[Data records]
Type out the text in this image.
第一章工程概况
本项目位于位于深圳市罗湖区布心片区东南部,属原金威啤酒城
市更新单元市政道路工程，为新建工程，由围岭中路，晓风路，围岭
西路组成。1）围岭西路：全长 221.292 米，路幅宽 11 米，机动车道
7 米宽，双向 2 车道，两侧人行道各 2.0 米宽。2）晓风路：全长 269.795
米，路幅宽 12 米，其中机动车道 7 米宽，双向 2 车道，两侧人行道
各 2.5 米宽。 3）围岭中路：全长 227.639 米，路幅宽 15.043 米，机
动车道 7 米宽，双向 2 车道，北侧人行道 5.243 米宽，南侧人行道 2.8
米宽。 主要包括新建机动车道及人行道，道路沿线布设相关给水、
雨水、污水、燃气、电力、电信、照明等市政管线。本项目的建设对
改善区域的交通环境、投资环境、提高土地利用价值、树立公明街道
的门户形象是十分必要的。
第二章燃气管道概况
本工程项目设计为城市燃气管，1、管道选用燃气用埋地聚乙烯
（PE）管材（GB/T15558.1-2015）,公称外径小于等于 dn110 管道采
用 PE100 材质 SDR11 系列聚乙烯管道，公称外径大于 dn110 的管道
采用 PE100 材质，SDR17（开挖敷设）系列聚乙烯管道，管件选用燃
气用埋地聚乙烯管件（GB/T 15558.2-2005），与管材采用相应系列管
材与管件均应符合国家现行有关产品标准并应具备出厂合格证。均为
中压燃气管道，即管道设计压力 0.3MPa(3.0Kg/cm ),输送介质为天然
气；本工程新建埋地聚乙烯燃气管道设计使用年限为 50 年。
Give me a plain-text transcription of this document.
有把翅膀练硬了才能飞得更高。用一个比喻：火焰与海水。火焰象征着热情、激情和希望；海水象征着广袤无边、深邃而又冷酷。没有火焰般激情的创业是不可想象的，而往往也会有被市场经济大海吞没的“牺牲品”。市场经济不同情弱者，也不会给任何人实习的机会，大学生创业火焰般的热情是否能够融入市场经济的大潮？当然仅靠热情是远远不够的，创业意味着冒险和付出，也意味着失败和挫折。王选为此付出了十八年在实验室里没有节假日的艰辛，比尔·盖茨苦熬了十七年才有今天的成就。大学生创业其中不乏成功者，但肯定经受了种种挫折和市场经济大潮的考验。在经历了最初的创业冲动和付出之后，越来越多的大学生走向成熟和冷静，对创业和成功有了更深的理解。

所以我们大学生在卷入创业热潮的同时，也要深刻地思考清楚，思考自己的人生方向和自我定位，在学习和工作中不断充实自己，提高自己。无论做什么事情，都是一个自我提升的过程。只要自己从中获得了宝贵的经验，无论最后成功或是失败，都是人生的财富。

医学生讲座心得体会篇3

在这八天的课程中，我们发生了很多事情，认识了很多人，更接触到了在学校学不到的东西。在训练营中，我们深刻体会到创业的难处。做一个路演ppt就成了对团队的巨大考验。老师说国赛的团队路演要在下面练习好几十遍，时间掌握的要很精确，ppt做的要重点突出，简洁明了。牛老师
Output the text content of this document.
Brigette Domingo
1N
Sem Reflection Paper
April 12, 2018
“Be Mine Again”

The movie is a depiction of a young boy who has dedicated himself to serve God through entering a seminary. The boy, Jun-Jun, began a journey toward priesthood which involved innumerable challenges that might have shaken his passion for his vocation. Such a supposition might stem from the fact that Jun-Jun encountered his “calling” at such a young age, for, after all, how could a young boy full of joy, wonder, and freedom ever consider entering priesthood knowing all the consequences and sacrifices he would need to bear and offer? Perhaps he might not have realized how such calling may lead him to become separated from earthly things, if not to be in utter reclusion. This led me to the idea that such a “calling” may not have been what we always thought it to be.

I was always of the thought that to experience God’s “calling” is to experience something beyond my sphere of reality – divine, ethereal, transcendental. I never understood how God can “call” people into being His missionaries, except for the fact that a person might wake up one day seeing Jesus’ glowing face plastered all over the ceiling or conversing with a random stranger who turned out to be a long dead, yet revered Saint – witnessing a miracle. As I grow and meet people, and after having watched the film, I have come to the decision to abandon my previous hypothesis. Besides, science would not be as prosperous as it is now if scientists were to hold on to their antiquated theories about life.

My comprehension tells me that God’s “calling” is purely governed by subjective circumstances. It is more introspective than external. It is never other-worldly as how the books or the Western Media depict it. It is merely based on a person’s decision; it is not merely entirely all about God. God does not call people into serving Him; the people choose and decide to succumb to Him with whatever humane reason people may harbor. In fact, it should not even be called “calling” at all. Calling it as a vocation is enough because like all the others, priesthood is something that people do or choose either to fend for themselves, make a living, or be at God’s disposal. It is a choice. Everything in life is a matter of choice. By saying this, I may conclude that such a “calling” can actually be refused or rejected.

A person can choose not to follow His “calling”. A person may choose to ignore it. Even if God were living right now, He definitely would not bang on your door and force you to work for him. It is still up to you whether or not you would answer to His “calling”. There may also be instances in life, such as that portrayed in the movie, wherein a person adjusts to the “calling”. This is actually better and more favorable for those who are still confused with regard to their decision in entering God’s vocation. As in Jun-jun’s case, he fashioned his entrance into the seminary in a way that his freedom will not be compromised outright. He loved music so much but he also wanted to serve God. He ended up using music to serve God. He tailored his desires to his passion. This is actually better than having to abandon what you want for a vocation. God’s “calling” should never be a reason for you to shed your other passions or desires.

Task description:
The records above need to be transcribed in full. Keep every character unchanged.

Result of this exercise:
Type out the text in this image.
第一章工程概况
本项目位于位于深圳市罗湖区布心片区东南部,属原金威啤酒城
市更新单元市政道路工程，为新建工程，由围岭中路，晓风路，围岭
西路组成。1）围岭西路：全长 221.292 米，路幅宽 11 米，机动车道
7 米宽，双向 2 车道，两侧人行道各 2.0 米宽。2）晓风路：全长 269.795
米，路幅宽 12 米，其中机动车道 7 米宽，双向 2 车道，两侧人行道
各 2.5 米宽。 3）围岭中路：全长 227.639 米，路幅宽 15.043 米，机
动车道 7 米宽，双向 2 车道，北侧人行道 5.243 米宽，南侧人行道 2.8
米宽。 主要包括新建机动车道及人行道，道路沿线布设相关给水、
雨水、污水、燃气、电力、电信、照明等市政管线。本项目的建设对
改善区域的交通环境、投资环境、提高土地利用价值、树立公明街道
的门户形象是十分必要的。
第二章燃气管道概况
本工程项目设计为城市燃气管，1、管道选用燃气用埋地聚乙烯
（PE）管材（GB/T15558.1-2015）,公称外径小于等于 dn110 管道采
用 PE100 材质 SDR11 系列聚乙烯管道，公称外径大于 dn110 的管道
采用 PE100 材质，SDR17（开挖敷设）系列聚乙烯管道，管件选用燃
气用埋地聚乙烯管件（GB/T 15558.2-2005），与管材采用相应系列管
材与管件均应符合国家现行有关产品标准并应具备出厂合格证。均为
中压燃气管道，即管道设计压力 0.3MPa(3.0Kg/cm ),输送介质为天然
气；本工程新建埋地聚乙烯燃气管道设计使用年限为 50 年。
Give me a plain-text transcription of this document.
有把翅膀练硬了才能飞得更高。用一个比喻：火焰与海水。火焰象征着热情、激情和希望；海水象征着广袤无边、深邃而又冷酷。没有火焰般激情的创业是不可想象的，而往往也会有被市场经济大海吞没的“牺牲品”。市场经济不同情弱者，也不会给任何人实习的机会，大学生创业火焰般的热情是否能够融入市场经济的大潮？当然仅靠热情是远远不够的，创业意味着冒险和付出，也意味着失败和挫折。王选为此付出了十八年在实验室里没有节假日的艰辛，比尔·盖茨苦熬了十七年才有今天的成就。大学生创业其中不乏成功者，但肯定经受了种种挫折和市场经济大潮的考验。在经历了最初的创业冲动和付出之后，越来越多的大学生走向成熟和冷静，对创业和成功有了更深的理解。

所以我们大学生在卷入创业热潮的同时，也要深刻地思考清楚，思考自己的人生方向和自我定位，在学习和工作中不断充实自己，提高自己。无论做什么事情，都是一个自我提升的过程。只要自己从中获得了宝贵的经验，无论最后成功或是失败，都是人生的财富。

医学生讲座心得体会篇3

在这八天的课程中，我们发生了很多事情，认识了很多人，更接触到了在学校学不到的东西。在训练营中，我们深刻体会到创业的难处。做一个路演ppt就成了对团队的巨大考验。老师说国赛的团队路演要在下面练习好几十遍，时间掌握的要很精确，ppt做的要重点突出，简洁明了。牛老师
Output the text content of this document.
Brigette Domingo
1N
Sem Reflection Paper
April 12, 2018
“Be Mine Again”

The movie is a depiction of a young boy who has dedicated himself to serve God through entering a seminary. The boy, Jun-Jun, began a journey toward priesthood which involved innumerable challenges that might have shaken his passion for his vocation. Such a supposition might stem from the fact that Jun-Jun encountered his “calling” at such a young age, for, after all, how could a young boy full of joy, wonder, and freedom ever consider entering priesthood knowing all the consequences and sacrifices he would need to bear and offer? Perhaps he might not have realized how such calling may lead him to become separated from earthly things, if not to be in utter reclusion. This led me to the idea that such a “calling” may not have been what we always thought it to be.

I was always of the thought that to experience God’s “calling” is to experience something beyond my sphere of reality – divine, ethereal, transcendental. I never understood how God can “call” people into being His missionaries, except for the fact that a person might wake up one day seeing Jesus’ glowing face plastered all over the ceiling or conversing with a random stranger who turned out to be a long dead, yet revered Saint – witnessing a miracle. As I grow and meet people, and after having watched the film, I have come to the decision to abandon my previous hypothesis. Besides, science would not be as prosperous as it is now if scientists were to hold on to their antiquated theories about life.

My comprehension tells me that God’s “calling” is purely governed by subjective circumstances. It is more introspective than external. It is never other-worldly as how the books or the Western Media depict it. It is merely based on a person’s decision; it is not merely entirely all about God. God does not call people into serving Him; the people choose and decide to succumb to Him with whatever humane reason people may harbor. In fact, it should not even be called “calling” at all. Calling it as a vocation is enough because like all the others, priesthood is something that people do or choose either to fend for themselves, make a living, or be at God’s disposal. It is a choice. Everything in life is a matter of choice. By saying this, I may conclude that such a “calling” can actually be refused or rejected.

A person can choose not to follow His “calling”. A person may choose to ignore it. Even if God were living right now, He definitely would not bang on your door and force you to work for him. It is still up to you whether or not you would answer to His “calling”. There may also be instances in life, such as that portrayed in the movie, wherein a person adjusts to the “calling”. This is actually better and more favorable for those who are still confused with regard to their decision in entering God’s vocation. As in Jun-jun’s case, he fashioned his entrance into the seminary in a way that his freedom will not be compromised outright. He loved music so much but he also wanted to serve God. He ended up using music to serve God. He tailored his desires to his passion. This is actually better than having to abandon what you want for a vocation. God’s “calling” should never be a reason for you to shed your other passions or desires.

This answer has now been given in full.